## WHAT THE TASK REQUIRES
In the records, take the lines from the one with "handwritten-accession-number: 202211899 [1507,196,1540,439]" to the one with "typed-paragraph-1: Most contemporary" and write them out again with "dark-speck" replaced by "dust-speck", changing nothing else. Give only those lines.

###

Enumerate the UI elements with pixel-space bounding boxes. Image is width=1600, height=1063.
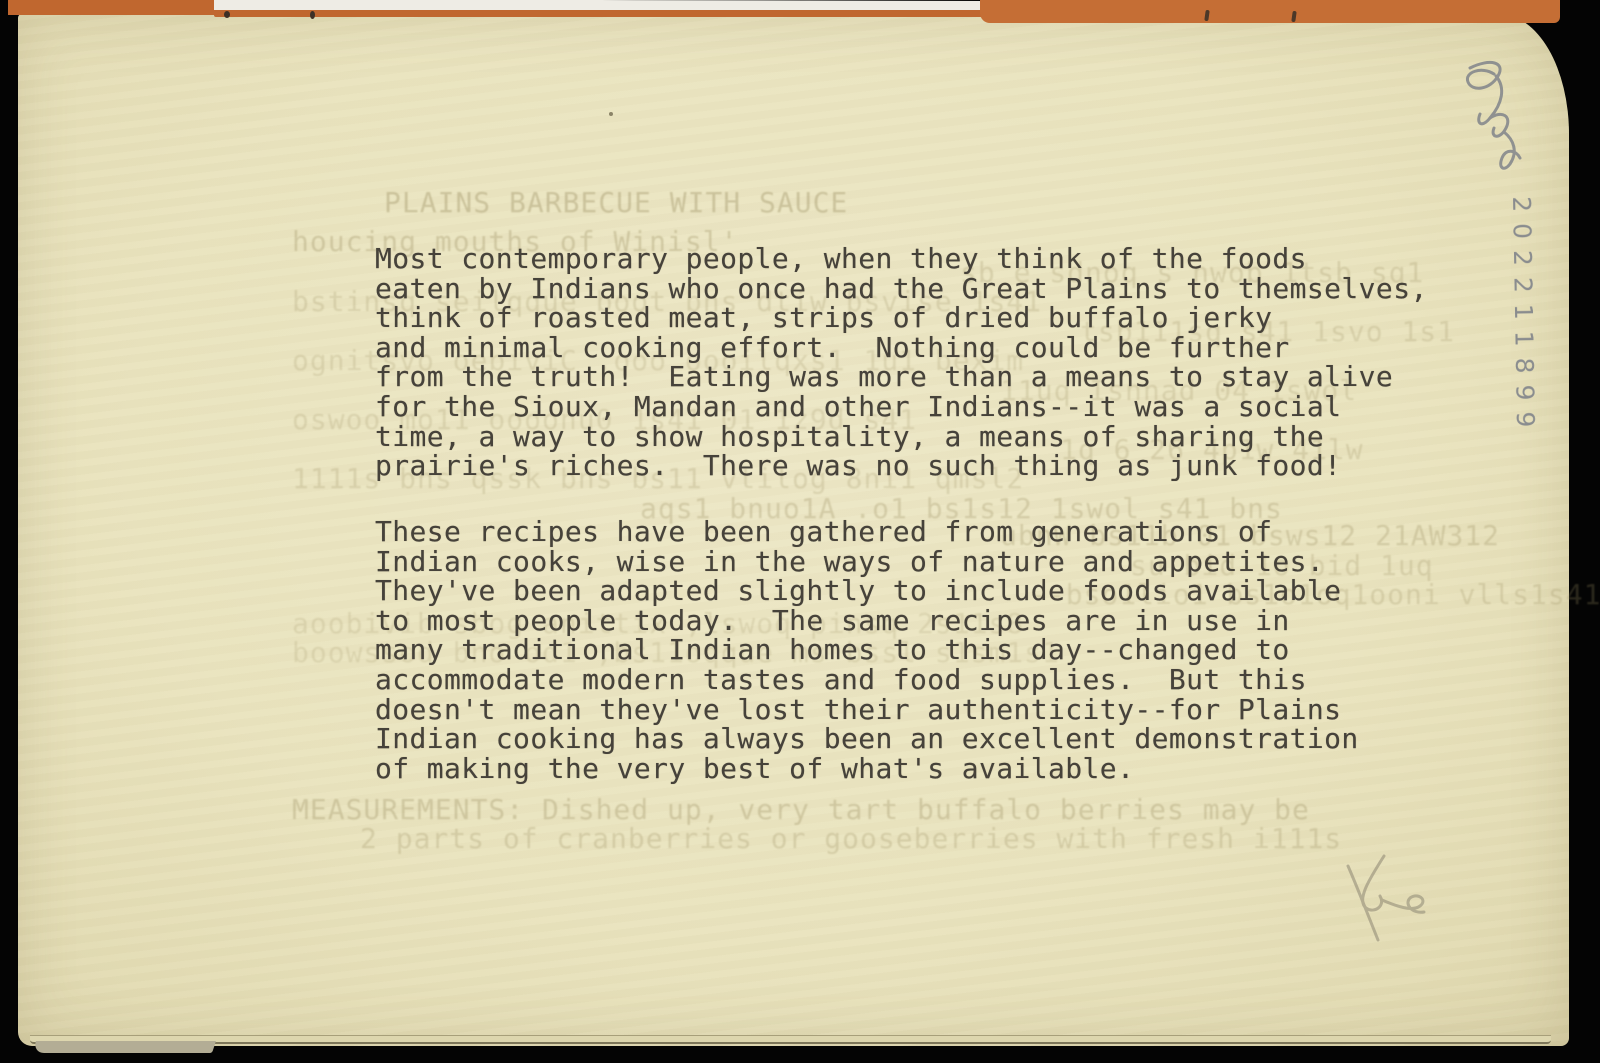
handwritten-accession-number: 202211899 [1507,196,1540,439]
ghost-line: PLAINS BARBECUE WITH SAUCE [384,186,848,219]
page-bottom-edge-shade [32,1041,216,1053]
cover-band-right [980,0,1560,23]
dark-speck [609,112,613,116]
typed-paragraph-1: Most contemporary people, when they thin… [375,244,1428,481]
ghost-line: 2 parts of cranberries or gooseberries w… [360,822,1342,855]
pencil-squiggle-mark [1320,848,1450,958]
scanned-document: PLAINS BARBECUE WITH SAUCEhoucing mouths… [0,0,1600,1063]
cover-band-left [8,0,218,15]
page-bottom-edge-line [30,1035,1551,1044]
cover-band-thin-line [214,10,986,17]
dark-speck [310,11,315,19]
typed-paragraph-2: These recipes have been gathered from ge… [375,517,1359,783]
handwritten-owner-name-ayer [1432,40,1552,220]
dark-speck [224,11,230,18]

###

## TASK ANSWER
handwritten-accession-number: 202211899 [1507,196,1540,439]
ghost-line: PLAINS BARBECUE WITH SAUCE [384,186,848,219]
page-bottom-edge-shade [32,1041,216,1053]
cover-band-right [980,0,1560,23]
dust-speck [609,112,613,116]
typed-paragraph-1: Most contemporary people, when they thin… [375,244,1428,481]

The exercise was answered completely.